*PROBLEM TO WORK ON:* Identify every line in the records below that contains the word "Workflow", and reproduce each one.

*RECORDS TO USE:*
★ ★ ★ ★ ★

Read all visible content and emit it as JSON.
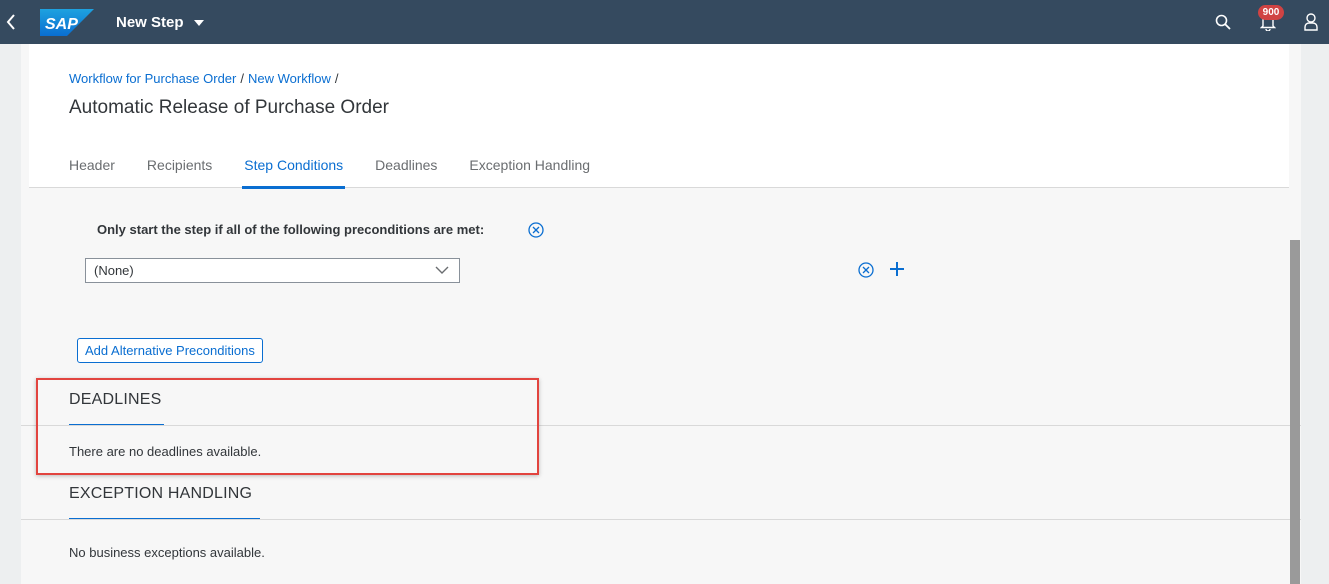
{
  "shell": {
    "app_title": "New Step",
    "logo_text": "SAP",
    "notification_count": "900",
    "icons": [
      "back-icon",
      "search-icon",
      "bell-icon",
      "user-icon"
    ]
  },
  "header": {
    "breadcrumb": [
      "Workflow for Purchase Order",
      "New Workflow"
    ],
    "breadcrumb_separator": "/",
    "title": "Automatic Release of Purchase Order",
    "tabs": [
      "Header",
      "Recipients",
      "Step Conditions",
      "Deadlines",
      "Exception Handling"
    ],
    "active_tab": "Step Conditions"
  },
  "step_conditions": {
    "precondition_label": "Only start the step if all of the following preconditions are met:",
    "select_value": "(None)",
    "add_alternative_label": "Add Alternative Preconditions"
  },
  "deadlines": {
    "title": "DEADLINES",
    "empty_text": "There are no deadlines available."
  },
  "exception_handling": {
    "title": "EXCEPTION HANDLING",
    "empty_text": "No business exceptions available."
  },
  "colors": {
    "shell_bg": "#354a5f",
    "accent": "#0a6ed1",
    "badge": "#d04343",
    "highlight_border": "#e2443f"
  }
}
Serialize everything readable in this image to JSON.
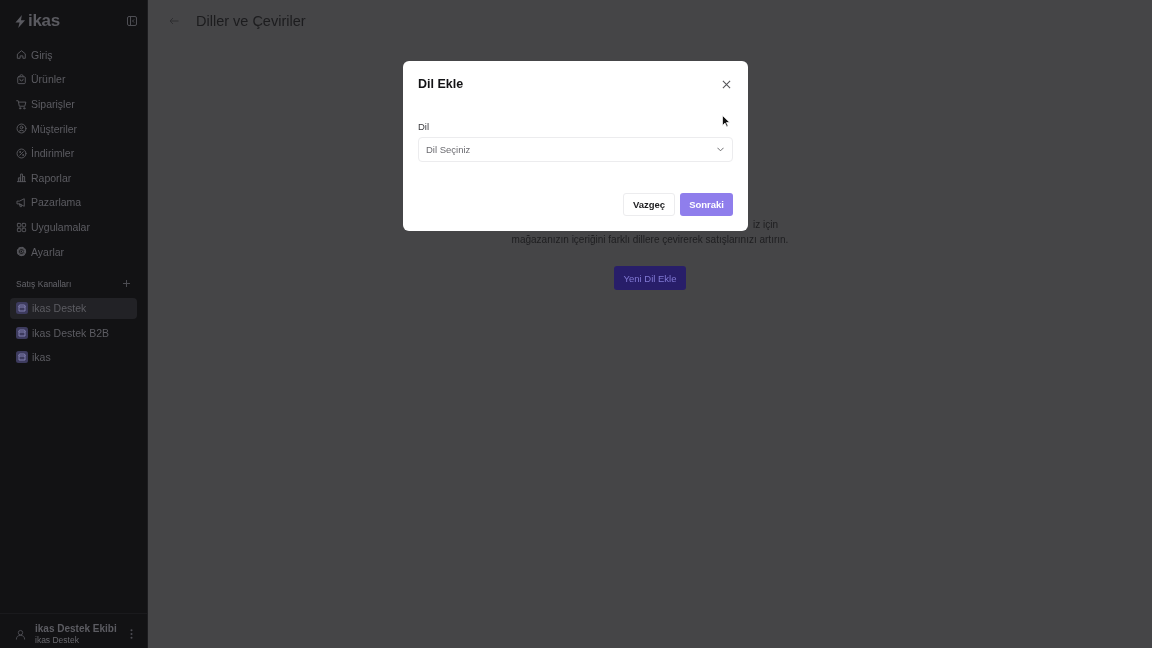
{
  "sidebar": {
    "logo": "ikas",
    "nav": [
      {
        "kind": "home",
        "label": "Giriş"
      },
      {
        "kind": "bag",
        "label": "Ürünler"
      },
      {
        "kind": "cart",
        "label": "Siparişler"
      },
      {
        "kind": "customer",
        "label": "Müşteriler"
      },
      {
        "kind": "discount",
        "label": "İndirimler"
      },
      {
        "kind": "report",
        "label": "Raporlar"
      },
      {
        "kind": "megaphone",
        "label": "Pazarlama"
      },
      {
        "kind": "apps",
        "label": "Uygulamalar"
      },
      {
        "kind": "settings",
        "label": "Ayarlar"
      }
    ],
    "channels_title": "Satış Kanalları",
    "channels": [
      {
        "label": "ikas Destek",
        "selected": true
      },
      {
        "label": "ikas Destek B2B",
        "selected": false
      },
      {
        "label": "ikas",
        "selected": false
      }
    ],
    "user": {
      "name": "ikas Destek Ekibi",
      "subtitle": "ikas Destek"
    }
  },
  "page": {
    "title": "Diller ve Çeviriler",
    "description": [
      "iz için",
      "mağazanızın içeriğini farklı dillere çevirerek satışlarınızı artırın."
    ],
    "button": "Yeni Dil Ekle"
  },
  "dialog": {
    "title": "Dil Ekle",
    "field": {
      "label": "Dil",
      "placeholder": "Dil Seçiniz"
    },
    "buttons": [
      {
        "kind": "secondary",
        "label": "Vazgeç",
        "disabled": false
      },
      {
        "kind": "primary",
        "label": "Sonraki",
        "disabled": true
      }
    ]
  }
}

★ ★ ★ ★ ★

*EXERCISE OUTPUT:*
      "Workflow for Purchase Order",
      "New Workflow"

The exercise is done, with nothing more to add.